> [TO BE DONE]:
From the entries below, copy out every line with "在每小题给出的四个选项中" in it.

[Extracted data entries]
------------------------------------------------------------

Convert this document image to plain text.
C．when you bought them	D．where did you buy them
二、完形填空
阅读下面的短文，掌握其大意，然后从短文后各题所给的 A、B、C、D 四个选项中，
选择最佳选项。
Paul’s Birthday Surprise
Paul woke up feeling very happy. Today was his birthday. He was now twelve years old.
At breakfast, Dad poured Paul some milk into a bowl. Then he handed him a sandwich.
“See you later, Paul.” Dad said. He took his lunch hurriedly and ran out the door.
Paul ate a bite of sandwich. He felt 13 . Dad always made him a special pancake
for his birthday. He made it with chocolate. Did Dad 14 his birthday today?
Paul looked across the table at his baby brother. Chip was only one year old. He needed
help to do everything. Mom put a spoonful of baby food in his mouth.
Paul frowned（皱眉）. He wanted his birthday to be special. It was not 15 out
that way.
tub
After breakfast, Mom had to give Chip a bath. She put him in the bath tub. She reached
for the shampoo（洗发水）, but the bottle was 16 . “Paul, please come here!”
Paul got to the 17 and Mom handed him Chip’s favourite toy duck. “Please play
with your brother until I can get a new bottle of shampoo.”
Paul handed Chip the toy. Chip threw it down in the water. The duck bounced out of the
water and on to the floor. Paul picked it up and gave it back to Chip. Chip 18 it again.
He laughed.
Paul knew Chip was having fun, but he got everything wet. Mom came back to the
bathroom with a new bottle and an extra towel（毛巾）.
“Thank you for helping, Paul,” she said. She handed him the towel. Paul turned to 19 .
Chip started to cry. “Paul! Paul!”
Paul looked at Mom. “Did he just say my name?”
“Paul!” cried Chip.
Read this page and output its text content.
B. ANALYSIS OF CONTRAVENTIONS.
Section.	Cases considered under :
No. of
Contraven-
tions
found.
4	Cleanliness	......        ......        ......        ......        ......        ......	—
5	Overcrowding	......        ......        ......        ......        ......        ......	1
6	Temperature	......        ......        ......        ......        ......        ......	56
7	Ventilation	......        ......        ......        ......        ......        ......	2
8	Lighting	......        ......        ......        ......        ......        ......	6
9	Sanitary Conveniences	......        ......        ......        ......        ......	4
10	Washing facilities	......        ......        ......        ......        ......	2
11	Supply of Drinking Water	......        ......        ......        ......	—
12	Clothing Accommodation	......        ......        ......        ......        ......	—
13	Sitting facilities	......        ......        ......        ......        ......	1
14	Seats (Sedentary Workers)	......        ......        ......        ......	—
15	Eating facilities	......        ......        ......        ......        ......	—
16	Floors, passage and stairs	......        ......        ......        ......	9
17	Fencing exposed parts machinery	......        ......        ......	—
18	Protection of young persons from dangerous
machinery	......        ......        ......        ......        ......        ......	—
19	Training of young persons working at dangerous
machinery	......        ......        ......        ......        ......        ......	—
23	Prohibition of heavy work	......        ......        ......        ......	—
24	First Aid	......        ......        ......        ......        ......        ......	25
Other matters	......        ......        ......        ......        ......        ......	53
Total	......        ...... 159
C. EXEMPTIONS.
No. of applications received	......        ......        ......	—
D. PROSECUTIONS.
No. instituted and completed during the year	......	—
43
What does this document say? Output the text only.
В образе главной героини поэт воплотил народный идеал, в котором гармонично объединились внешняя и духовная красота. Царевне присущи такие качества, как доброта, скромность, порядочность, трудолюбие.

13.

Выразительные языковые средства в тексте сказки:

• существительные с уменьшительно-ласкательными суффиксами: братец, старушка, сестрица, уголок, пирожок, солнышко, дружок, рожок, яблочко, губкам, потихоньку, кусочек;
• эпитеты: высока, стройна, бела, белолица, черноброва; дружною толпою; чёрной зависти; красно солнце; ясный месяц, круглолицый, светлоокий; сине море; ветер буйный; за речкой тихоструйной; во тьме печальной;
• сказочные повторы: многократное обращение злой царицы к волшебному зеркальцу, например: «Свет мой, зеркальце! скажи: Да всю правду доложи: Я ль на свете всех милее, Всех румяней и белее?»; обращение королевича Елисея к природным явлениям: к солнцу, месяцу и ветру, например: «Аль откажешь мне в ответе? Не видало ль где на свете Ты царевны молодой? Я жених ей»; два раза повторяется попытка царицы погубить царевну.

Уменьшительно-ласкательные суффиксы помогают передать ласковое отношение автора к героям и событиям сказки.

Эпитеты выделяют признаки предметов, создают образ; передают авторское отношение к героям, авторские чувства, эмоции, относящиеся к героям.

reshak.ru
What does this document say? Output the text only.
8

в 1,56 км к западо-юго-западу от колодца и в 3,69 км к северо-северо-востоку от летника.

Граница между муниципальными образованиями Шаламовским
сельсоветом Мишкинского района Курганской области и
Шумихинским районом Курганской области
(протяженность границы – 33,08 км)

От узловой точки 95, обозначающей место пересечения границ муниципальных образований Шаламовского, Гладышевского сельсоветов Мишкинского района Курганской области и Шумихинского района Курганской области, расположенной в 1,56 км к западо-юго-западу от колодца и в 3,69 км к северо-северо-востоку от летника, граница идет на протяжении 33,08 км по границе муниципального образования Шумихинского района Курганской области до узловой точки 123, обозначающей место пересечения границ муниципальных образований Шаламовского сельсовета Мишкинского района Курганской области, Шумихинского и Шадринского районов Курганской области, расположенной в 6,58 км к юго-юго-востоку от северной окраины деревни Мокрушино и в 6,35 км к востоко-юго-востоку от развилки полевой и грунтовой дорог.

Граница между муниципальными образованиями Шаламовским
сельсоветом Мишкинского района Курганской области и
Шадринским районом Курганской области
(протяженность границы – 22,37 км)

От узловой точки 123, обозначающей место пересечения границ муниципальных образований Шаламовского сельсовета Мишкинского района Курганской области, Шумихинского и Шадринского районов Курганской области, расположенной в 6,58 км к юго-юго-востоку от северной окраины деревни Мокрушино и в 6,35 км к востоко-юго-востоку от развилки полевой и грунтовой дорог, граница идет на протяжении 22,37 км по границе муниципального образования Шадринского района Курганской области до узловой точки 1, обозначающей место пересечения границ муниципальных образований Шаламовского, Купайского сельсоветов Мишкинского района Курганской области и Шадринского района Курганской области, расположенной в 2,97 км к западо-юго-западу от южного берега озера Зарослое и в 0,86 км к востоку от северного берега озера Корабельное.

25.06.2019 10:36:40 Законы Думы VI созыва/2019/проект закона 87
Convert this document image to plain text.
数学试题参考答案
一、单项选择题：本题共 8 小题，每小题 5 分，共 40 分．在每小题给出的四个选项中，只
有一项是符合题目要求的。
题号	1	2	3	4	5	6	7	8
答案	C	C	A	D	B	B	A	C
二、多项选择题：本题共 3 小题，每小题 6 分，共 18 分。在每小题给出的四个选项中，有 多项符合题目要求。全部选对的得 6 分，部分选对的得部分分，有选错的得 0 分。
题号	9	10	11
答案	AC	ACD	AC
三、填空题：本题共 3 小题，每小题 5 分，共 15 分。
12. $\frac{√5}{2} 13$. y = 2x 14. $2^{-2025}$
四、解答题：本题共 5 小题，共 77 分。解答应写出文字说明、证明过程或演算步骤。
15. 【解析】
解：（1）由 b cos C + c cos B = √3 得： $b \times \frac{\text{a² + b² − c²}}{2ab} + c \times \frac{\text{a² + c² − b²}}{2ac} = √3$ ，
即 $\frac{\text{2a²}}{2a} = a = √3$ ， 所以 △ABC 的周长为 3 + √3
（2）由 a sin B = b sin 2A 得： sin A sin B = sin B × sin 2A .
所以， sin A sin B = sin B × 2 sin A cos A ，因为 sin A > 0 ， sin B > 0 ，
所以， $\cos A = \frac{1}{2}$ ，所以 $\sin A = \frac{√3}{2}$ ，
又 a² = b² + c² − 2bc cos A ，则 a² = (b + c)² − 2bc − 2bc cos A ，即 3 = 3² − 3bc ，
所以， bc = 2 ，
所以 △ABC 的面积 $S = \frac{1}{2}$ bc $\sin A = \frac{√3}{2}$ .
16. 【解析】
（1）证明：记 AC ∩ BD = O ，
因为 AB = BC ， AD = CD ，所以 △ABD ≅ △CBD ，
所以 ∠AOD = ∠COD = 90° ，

------------------------------------------------------------

> [ANSWER FOR THE TASK]:
一、单项选择题：本题共 8 小题，每小题 5 分，共 40 分．在每小题给出的四个选项中，只
二、多项选择题：本题共 3 小题，每小题 6 分，共 18 分。在每小题给出的四个选项中，有 多项符合题目要求。全部选对的得 6 分，部分选对的得部分分，有选错的得 0 分。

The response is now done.